◆ Task directions: Every line of the material is to be quoted verbatim, minus the pictures.
____________
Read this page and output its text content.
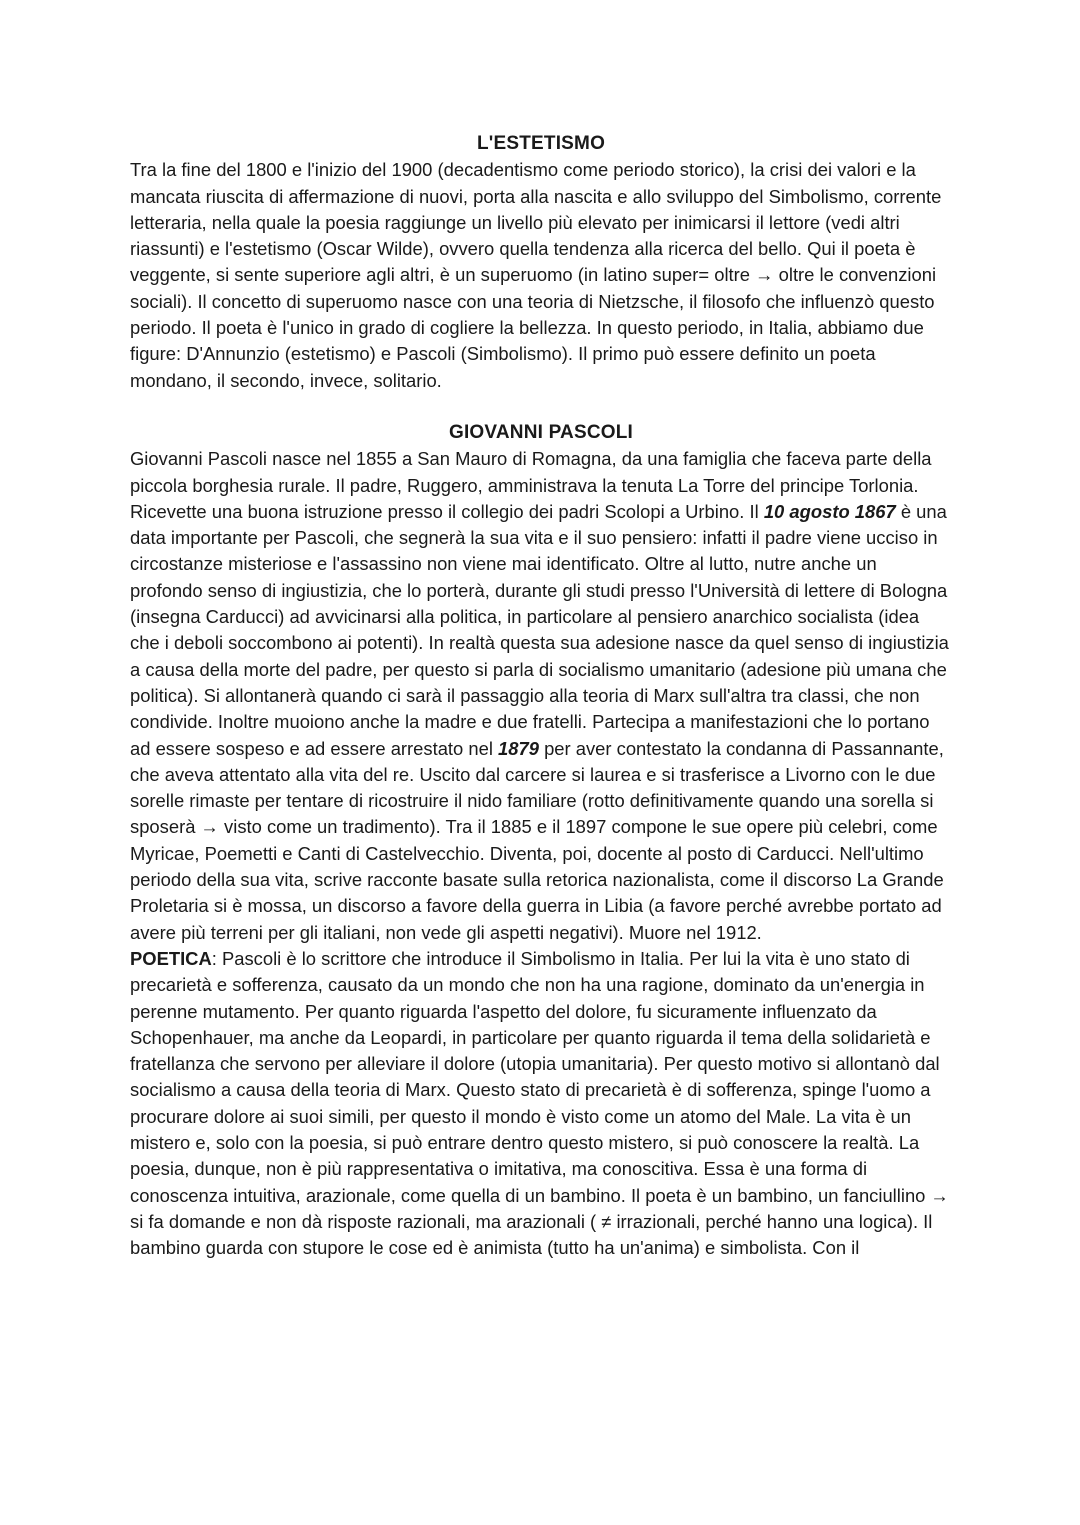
L'ESTETISMO

Tra la fine del 1800 e l'inizio del 1900 (decadentismo come periodo storico), la crisi dei valori e la mancata riuscita di affermazione di nuovi, porta alla nascita e allo sviluppo del Simbolismo, corrente letteraria, nella quale la poesia raggiunge un livello più elevato per inimicarsi il lettore (vedi altri riassunti) e l'estetismo (Oscar Wilde), ovvero quella tendenza alla ricerca del bello. Qui il poeta è veggente, si sente superiore agli altri, è un superuomo (in latino super= oltre → oltre le convenzioni sociali). Il concetto di superuomo nasce con una teoria di Nietzsche, il filosofo che influenzò questo periodo. Il poeta è l'unico in grado di cogliere la bellezza. In questo periodo, in Italia, abbiamo due figure: D'Annunzio (estetismo) e Pascoli (Simbolismo). Il primo può essere definito un poeta mondano, il secondo, invece, solitario.

GIOVANNI PASCOLI

Giovanni Pascoli nasce nel 1855 a San Mauro di Romagna, da una famiglia che faceva parte della piccola borghesia rurale. Il padre, Ruggero, amministrava la tenuta La Torre del principe Torlonia. Ricevette una buona istruzione presso il collegio dei padri Scolopi a Urbino. Il 10 agosto 1867 è una data importante per Pascoli, che segnerà la sua vita e il suo pensiero: infatti il padre viene ucciso in circostanze misteriose e l'assassino non viene mai identificato. Oltre al lutto, nutre anche un profondo senso di ingiustizia, che lo porterà, durante gli studi presso l'Università di lettere di Bologna (insegna Carducci) ad avvicinarsi alla politica, in particolare al pensiero anarchico socialista (idea che i deboli soccombono ai potenti). In realtà questa sua adesione nasce da quel senso di ingiustizia a causa della morte del padre, per questo si parla di socialismo umanitario (adesione più umana che politica). Si allontanerà quando ci sarà il passaggio alla teoria di Marx sull'altra tra classi, che non condivide. Inoltre muoiono anche la madre e due fratelli. Partecipa a manifestazioni che lo portano ad essere sospeso e ad essere arrestato nel 1879 per aver contestato la condanna di Passannante, che aveva attentato alla vita del re. Uscito dal carcere si laurea e si trasferisce a Livorno con le due sorelle rimaste per tentare di ricostruire il nido familiare (rotto definitivamente quando una sorella si sposerà → visto come un tradimento). Tra il 1885 e il 1897 compone le sue opere più celebri, come Myricae, Poemetti e Canti di Castelvecchio. Diventa, poi, docente al posto di Carducci. Nell'ultimo periodo della sua vita, scrive racconte basate sulla retorica nazionalista, come il discorso La Grande Proletaria si è mossa, un discorso a favore della guerra in Libia (a favore perché avrebbe portato ad avere più terreni per gli italiani, non vede gli aspetti negativi). Muore nel 1912.

POETICA: Pascoli è lo scrittore che introduce il Simbolismo in Italia. Per lui la vita è uno stato di precarietà e sofferenza, causato da un mondo che non ha una ragione, dominato da un'energia in perenne mutamento. Per quanto riguarda l'aspetto del dolore, fu sicuramente influenzato da Schopenhauer, ma anche da Leopardi, in particolare per quanto riguarda il tema della solidarietà e fratellanza che servono per alleviare il dolore (utopia umanitaria). Per questo motivo si allontanò dal socialismo a causa della teoria di Marx. Questo stato di precarietà è di sofferenza, spinge l'uomo a procurare dolore ai suoi simili, per questo il mondo è visto come un atomo del Male. La vita è un mistero e, solo con la poesia, si può entrare dentro questo mistero, si può conoscere la realtà. La poesia, dunque, non è più rappresentativa o imitativa, ma conoscitiva. Essa è una forma di conoscenza intuitiva, arazionale, come quella di un bambino. Il poeta è un bambino, un fanciullino → si fa domande e non dà risposte razionali, ma arazionali ( ≠ irrazionali, perché hanno una logica). Il bambino guarda con stupore le cose ed è animista (tutto ha un'anima) e simbolista. Con il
____________
◆ Solution to the exercise:
Read this page and output its text content.
L'ESTETISMO

Tra la fine del 1800 e l'inizio del 1900 (decadentismo come periodo storico), la crisi dei valori e la mancata riuscita di affermazione di nuovi, porta alla nascita e allo sviluppo del Simbolismo, corrente letteraria, nella quale la poesia raggiunge un livello più elevato per inimicarsi il lettore (vedi altri riassunti) e l'estetismo (Oscar Wilde), ovvero quella tendenza alla ricerca del bello. Qui il poeta è veggente, si sente superiore agli altri, è un superuomo (in latino super= oltre → oltre le convenzioni sociali). Il concetto di superuomo nasce con una teoria di Nietzsche, il filosofo che influenzò questo periodo. Il poeta è l'unico in grado di cogliere la bellezza. In questo periodo, in Italia, abbiamo due figure: D'Annunzio (estetismo) e Pascoli (Simbolismo). Il primo può essere definito un poeta mondano, il secondo, invece, solitario.

GIOVANNI PASCOLI

Giovanni Pascoli nasce nel 1855 a San Mauro di Romagna, da una famiglia che faceva parte della piccola borghesia rurale. Il padre, Ruggero, amministrava la tenuta La Torre del principe Torlonia. Ricevette una buona istruzione presso il collegio dei padri Scolopi a Urbino. Il 10 agosto 1867 è una data importante per Pascoli, che segnerà la sua vita e il suo pensiero: infatti il padre viene ucciso in circostanze misteriose e l'assassino non viene mai identificato. Oltre al lutto, nutre anche un profondo senso di ingiustizia, che lo porterà, durante gli studi presso l'Università di lettere di Bologna (insegna Carducci) ad avvicinarsi alla politica, in particolare al pensiero anarchico socialista (idea che i deboli soccombono ai potenti). In realtà questa sua adesione nasce da quel senso di ingiustizia a causa della morte del padre, per questo si parla di socialismo umanitario (adesione più umana che politica). Si allontanerà quando ci sarà il passaggio alla teoria di Marx sull'altra tra classi, che non condivide. Inoltre muoiono anche la madre e due fratelli. Partecipa a manifestazioni che lo portano ad essere sospeso e ad essere arrestato nel 1879 per aver contestato la condanna di Passannante, che aveva attentato alla vita del re. Uscito dal carcere si laurea e si trasferisce a Livorno con le due sorelle rimaste per tentare di ricostruire il nido familiare (rotto definitivamente quando una sorella si sposerà → visto come un tradimento). Tra il 1885 e il 1897 compone le sue opere più celebri, come Myricae, Poemetti e Canti di Castelvecchio. Diventa, poi, docente al posto di Carducci. Nell'ultimo periodo della sua vita, scrive racconte basate sulla retorica nazionalista, come il discorso La Grande Proletaria si è mossa, un discorso a favore della guerra in Libia (a favore perché avrebbe portato ad avere più terreni per gli italiani, non vede gli aspetti negativi). Muore nel 1912.

POETICA: Pascoli è lo scrittore che introduce il Simbolismo in Italia. Per lui la vita è uno stato di precarietà e sofferenza, causato da un mondo che non ha una ragione, dominato da un'energia in perenne mutamento. Per quanto riguarda l'aspetto del dolore, fu sicuramente influenzato da Schopenhauer, ma anche da Leopardi, in particolare per quanto riguarda il tema della solidarietà e fratellanza che servono per alleviare il dolore (utopia umanitaria). Per questo motivo si allontanò dal socialismo a causa della teoria di Marx. Questo stato di precarietà è di sofferenza, spinge l'uomo a procurare dolore ai suoi simili, per questo il mondo è visto come un atomo del Male. La vita è un mistero e, solo con la poesia, si può entrare dentro questo mistero, si può conoscere la realtà. La poesia, dunque, non è più rappresentativa o imitativa, ma conoscitiva. Essa è una forma di conoscenza intuitiva, arazionale, come quella di un bambino. Il poeta è un bambino, un fanciullino → si fa domande e non dà risposte razionali, ma arazionali ( ≠ irrazionali, perché hanno una logica). Il bambino guarda con stupore le cose ed è animista (tutto ha un'anima) e simbolista. Con il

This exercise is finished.